■ Task goal ■
Set down the full listing exactly, character for character.

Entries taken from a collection
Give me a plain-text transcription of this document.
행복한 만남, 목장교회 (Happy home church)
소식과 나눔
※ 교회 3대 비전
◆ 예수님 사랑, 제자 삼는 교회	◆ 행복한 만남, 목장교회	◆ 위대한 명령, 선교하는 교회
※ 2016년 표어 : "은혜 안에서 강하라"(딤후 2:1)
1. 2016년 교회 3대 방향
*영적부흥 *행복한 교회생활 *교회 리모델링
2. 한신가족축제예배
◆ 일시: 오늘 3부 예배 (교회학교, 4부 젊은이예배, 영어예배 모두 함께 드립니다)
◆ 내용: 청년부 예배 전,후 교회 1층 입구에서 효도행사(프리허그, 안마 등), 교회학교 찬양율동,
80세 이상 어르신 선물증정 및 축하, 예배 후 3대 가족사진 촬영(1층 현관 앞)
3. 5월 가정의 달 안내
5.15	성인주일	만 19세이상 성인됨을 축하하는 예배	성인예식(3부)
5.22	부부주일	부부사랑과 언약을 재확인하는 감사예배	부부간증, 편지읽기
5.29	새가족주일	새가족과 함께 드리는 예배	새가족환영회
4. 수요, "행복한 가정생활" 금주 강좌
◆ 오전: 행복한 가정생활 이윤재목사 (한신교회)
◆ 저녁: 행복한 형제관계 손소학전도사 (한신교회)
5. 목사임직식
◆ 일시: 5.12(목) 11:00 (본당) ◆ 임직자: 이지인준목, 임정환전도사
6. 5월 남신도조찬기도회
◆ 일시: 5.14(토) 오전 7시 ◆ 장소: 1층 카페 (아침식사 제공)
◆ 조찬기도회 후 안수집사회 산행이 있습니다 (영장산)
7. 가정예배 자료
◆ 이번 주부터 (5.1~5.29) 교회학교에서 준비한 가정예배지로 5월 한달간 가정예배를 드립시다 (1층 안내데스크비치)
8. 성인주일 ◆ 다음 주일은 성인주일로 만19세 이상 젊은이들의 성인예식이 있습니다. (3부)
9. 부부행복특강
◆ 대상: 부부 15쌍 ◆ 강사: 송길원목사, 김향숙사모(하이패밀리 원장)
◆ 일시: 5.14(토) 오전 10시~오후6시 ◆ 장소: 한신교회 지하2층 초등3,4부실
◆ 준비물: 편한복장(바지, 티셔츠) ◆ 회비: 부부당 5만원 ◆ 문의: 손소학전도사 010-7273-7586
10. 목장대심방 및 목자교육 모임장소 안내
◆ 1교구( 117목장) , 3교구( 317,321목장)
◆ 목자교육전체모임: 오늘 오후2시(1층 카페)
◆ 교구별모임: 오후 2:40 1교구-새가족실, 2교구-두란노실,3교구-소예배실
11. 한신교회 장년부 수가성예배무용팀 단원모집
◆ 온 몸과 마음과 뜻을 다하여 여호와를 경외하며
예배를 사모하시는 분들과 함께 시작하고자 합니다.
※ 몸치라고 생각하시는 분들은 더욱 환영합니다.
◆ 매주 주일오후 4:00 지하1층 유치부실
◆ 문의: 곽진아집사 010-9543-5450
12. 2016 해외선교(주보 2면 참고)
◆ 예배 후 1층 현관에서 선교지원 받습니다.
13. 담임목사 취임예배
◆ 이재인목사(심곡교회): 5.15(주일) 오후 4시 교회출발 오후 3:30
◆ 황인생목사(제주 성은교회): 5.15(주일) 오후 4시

■ The response ■
Give me a plain-text transcription of this document.
행복한 만남, 목장교회 (Happy home church)
소식과 나눔
※ 교회 3대 비전
◆ 예수님 사랑, 제자 삼는 교회	◆ 행복한 만남, 목장교회	◆ 위대한 명령, 선교하는 교회
※ 2016년 표어 : "은혜 안에서 강하라"(딤후 2:1)
1. 2016년 교회 3대 방향
*영적부흥 *행복한 교회생활 *교회 리모델링
2. 한신가족축제예배
◆ 일시: 오늘 3부 예배 (교회학교, 4부 젊은이예배, 영어예배 모두 함께 드립니다)
◆ 내용: 청년부 예배 전,후 교회 1층 입구에서 효도행사(프리허그, 안마 등), 교회학교 찬양율동,
80세 이상 어르신 선물증정 및 축하, 예배 후 3대 가족사진 촬영(1층 현관 앞)
3. 5월 가정의 달 안내
5.15	성인주일	만 19세이상 성인됨을 축하하는 예배	성인예식(3부)
5.22	부부주일	부부사랑과 언약을 재확인하는 감사예배	부부간증, 편지읽기
5.29	새가족주일	새가족과 함께 드리는 예배	새가족환영회
4. 수요, "행복한 가정생활" 금주 강좌
◆ 오전: 행복한 가정생활 이윤재목사 (한신교회)
◆ 저녁: 행복한 형제관계 손소학전도사 (한신교회)
5. 목사임직식
◆ 일시: 5.12(목) 11:00 (본당) ◆ 임직자: 이지인준목, 임정환전도사
6. 5월 남신도조찬기도회
◆ 일시: 5.14(토) 오전 7시 ◆ 장소: 1층 카페 (아침식사 제공)
◆ 조찬기도회 후 안수집사회 산행이 있습니다 (영장산)
7. 가정예배 자료
◆ 이번 주부터 (5.1~5.29) 교회학교에서 준비한 가정예배지로 5월 한달간 가정예배를 드립시다 (1층 안내데스크비치)
8. 성인주일 ◆ 다음 주일은 성인주일로 만19세 이상 젊은이들의 성인예식이 있습니다. (3부)
9. 부부행복특강
◆ 대상: 부부 15쌍 ◆ 강사: 송길원목사, 김향숙사모(하이패밀리 원장)
◆ 일시: 5.14(토) 오전 10시~오후6시 ◆ 장소: 한신교회 지하2층 초등3,4부실
◆ 준비물: 편한복장(바지, 티셔츠) ◆ 회비: 부부당 5만원 ◆ 문의: 손소학전도사 010-7273-7586
10. 목장대심방 및 목자교육 모임장소 안내
◆ 1교구( 117목장) , 3교구( 317,321목장)
◆ 목자교육전체모임: 오늘 오후2시(1층 카페)
◆ 교구별모임: 오후 2:40 1교구-새가족실, 2교구-두란노실,3교구-소예배실
11. 한신교회 장년부 수가성예배무용팀 단원모집
◆ 온 몸과 마음과 뜻을 다하여 여호와를 경외하며
예배를 사모하시는 분들과 함께 시작하고자 합니다.
※ 몸치라고 생각하시는 분들은 더욱 환영합니다.
◆ 매주 주일오후 4:00 지하1층 유치부실
◆ 문의: 곽진아집사 010-9543-5450
12. 2016 해외선교(주보 2면 참고)
◆ 예배 후 1층 현관에서 선교지원 받습니다.
13. 담임목사 취임예배
◆ 이재인목사(심곡교회): 5.15(주일) 오후 4시 교회출발 오후 3:30
◆ 황인생목사(제주 성은교회): 5.15(주일) 오후 4시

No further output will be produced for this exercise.